● Exercise brief
Identify, in the records below, every line where the string "text" appears, and copy each such line.

● Excerpted data

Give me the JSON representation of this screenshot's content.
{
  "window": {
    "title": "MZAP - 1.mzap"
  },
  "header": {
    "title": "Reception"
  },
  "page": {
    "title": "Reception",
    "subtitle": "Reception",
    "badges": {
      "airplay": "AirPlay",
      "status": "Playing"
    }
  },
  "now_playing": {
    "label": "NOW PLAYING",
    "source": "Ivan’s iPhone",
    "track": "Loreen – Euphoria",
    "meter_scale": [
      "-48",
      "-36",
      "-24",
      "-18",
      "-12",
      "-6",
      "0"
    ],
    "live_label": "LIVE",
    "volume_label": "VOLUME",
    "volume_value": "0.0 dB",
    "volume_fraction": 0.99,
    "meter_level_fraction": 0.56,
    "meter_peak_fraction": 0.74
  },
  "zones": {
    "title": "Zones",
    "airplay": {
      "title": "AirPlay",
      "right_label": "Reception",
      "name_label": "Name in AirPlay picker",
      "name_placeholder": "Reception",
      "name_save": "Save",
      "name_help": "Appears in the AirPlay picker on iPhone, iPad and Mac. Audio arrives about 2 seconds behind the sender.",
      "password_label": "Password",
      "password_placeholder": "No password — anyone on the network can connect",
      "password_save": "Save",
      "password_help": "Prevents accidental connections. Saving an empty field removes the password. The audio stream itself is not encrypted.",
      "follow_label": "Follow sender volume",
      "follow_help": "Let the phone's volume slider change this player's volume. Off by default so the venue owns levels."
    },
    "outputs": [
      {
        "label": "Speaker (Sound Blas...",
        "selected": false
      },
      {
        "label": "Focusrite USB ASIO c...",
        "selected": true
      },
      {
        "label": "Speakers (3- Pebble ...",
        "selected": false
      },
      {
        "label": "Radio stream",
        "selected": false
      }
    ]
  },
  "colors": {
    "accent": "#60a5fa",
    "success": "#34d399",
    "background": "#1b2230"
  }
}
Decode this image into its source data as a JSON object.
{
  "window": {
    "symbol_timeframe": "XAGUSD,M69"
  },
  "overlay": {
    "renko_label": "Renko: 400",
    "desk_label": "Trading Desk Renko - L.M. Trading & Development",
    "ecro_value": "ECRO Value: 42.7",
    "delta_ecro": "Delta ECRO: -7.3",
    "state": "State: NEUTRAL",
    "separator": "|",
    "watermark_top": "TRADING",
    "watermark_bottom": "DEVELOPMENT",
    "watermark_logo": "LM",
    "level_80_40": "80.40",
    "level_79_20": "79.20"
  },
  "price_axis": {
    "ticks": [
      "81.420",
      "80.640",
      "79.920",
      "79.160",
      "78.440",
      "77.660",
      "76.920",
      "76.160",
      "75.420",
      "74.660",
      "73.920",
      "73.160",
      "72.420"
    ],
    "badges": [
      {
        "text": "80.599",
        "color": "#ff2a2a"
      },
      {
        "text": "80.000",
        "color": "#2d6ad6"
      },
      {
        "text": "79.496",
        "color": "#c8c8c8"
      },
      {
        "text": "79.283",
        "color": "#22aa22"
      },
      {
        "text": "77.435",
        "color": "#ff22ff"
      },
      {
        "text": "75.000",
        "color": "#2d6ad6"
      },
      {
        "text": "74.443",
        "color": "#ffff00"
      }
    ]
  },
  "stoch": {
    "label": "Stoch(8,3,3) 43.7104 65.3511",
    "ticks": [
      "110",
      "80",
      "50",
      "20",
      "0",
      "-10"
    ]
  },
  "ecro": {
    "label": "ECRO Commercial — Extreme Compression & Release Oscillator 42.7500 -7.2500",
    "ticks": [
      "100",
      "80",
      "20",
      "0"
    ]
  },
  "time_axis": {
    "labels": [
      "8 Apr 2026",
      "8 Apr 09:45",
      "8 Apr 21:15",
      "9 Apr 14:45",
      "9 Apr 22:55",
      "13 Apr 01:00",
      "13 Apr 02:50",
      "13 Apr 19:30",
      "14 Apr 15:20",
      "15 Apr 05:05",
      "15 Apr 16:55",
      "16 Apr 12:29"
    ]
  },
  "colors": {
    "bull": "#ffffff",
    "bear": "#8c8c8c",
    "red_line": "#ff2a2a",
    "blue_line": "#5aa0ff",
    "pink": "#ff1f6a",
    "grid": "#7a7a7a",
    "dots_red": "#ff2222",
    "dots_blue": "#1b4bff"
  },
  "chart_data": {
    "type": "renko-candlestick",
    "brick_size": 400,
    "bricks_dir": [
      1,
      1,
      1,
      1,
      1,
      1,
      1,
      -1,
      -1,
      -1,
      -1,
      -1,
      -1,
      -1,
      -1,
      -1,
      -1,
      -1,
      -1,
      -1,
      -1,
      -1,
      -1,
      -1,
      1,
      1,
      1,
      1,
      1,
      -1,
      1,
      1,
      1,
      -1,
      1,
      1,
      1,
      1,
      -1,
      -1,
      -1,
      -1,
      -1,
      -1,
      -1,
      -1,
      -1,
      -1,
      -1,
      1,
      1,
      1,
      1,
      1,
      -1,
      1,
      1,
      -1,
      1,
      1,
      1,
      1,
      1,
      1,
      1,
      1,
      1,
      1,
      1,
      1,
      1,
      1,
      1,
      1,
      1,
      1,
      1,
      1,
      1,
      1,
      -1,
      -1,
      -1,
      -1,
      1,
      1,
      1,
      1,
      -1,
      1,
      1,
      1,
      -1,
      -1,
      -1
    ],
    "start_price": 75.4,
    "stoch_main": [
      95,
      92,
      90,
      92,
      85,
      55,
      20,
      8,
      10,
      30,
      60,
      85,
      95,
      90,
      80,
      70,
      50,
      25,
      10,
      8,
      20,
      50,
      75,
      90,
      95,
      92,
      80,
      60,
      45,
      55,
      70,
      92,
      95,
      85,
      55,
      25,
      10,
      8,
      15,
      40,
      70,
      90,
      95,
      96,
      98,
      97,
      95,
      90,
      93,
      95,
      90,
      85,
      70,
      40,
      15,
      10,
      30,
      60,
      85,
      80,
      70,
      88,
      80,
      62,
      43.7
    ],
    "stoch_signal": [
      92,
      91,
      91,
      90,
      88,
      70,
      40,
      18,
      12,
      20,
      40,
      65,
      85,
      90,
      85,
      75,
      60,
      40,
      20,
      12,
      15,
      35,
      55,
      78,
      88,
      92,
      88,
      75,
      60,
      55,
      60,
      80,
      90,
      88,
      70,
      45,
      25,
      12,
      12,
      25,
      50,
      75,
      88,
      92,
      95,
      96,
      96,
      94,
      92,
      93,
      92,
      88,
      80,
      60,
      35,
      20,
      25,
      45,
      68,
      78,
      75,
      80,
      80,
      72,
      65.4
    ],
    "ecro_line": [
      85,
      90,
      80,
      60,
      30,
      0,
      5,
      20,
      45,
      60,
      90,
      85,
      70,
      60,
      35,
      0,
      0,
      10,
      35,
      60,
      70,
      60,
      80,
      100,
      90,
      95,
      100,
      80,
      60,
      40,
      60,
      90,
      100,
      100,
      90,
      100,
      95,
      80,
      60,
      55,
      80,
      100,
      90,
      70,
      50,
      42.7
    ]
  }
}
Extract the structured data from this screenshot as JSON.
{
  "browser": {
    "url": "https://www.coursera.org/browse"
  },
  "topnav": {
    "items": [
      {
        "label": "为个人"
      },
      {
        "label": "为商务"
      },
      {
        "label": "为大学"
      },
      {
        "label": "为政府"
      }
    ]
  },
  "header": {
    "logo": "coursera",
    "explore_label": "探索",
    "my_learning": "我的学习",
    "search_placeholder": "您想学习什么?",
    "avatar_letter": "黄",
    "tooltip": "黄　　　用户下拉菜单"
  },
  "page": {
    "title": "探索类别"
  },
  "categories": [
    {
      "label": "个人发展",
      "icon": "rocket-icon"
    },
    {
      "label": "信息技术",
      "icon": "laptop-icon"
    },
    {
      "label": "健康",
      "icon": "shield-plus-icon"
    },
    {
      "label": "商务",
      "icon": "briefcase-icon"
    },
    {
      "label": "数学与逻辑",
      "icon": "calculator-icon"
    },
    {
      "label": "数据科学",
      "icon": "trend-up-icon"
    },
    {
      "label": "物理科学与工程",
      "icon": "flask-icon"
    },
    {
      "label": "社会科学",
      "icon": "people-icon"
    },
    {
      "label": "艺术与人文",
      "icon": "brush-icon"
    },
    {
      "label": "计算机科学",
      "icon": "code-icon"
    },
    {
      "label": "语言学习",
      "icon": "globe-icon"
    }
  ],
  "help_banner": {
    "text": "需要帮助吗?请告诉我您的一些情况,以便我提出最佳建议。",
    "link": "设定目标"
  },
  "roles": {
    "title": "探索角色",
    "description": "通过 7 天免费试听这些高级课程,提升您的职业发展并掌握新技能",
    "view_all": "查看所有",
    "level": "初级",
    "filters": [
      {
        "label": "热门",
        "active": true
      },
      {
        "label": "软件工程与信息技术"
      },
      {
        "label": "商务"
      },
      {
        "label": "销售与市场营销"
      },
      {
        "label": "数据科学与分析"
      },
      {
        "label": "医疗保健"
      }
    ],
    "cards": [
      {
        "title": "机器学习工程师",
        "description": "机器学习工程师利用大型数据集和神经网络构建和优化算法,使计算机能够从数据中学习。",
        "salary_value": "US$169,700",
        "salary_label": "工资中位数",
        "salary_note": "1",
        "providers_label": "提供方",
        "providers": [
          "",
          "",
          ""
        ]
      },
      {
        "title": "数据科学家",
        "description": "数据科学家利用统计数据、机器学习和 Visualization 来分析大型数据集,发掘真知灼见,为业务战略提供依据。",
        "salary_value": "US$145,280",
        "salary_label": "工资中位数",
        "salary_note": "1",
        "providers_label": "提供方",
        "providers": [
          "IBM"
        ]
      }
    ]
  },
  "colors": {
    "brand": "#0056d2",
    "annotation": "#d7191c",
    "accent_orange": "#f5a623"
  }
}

● Solved problem
        "text": "80.599",
        "text": "80.000",
        "text": "79.496",
        "text": "79.283",
        "text": "77.435",
        "text": "75.000",
        "text": "74.443",
    "text": "需要帮助吗?请告诉我您的一些情况,以便我提出最佳建议。",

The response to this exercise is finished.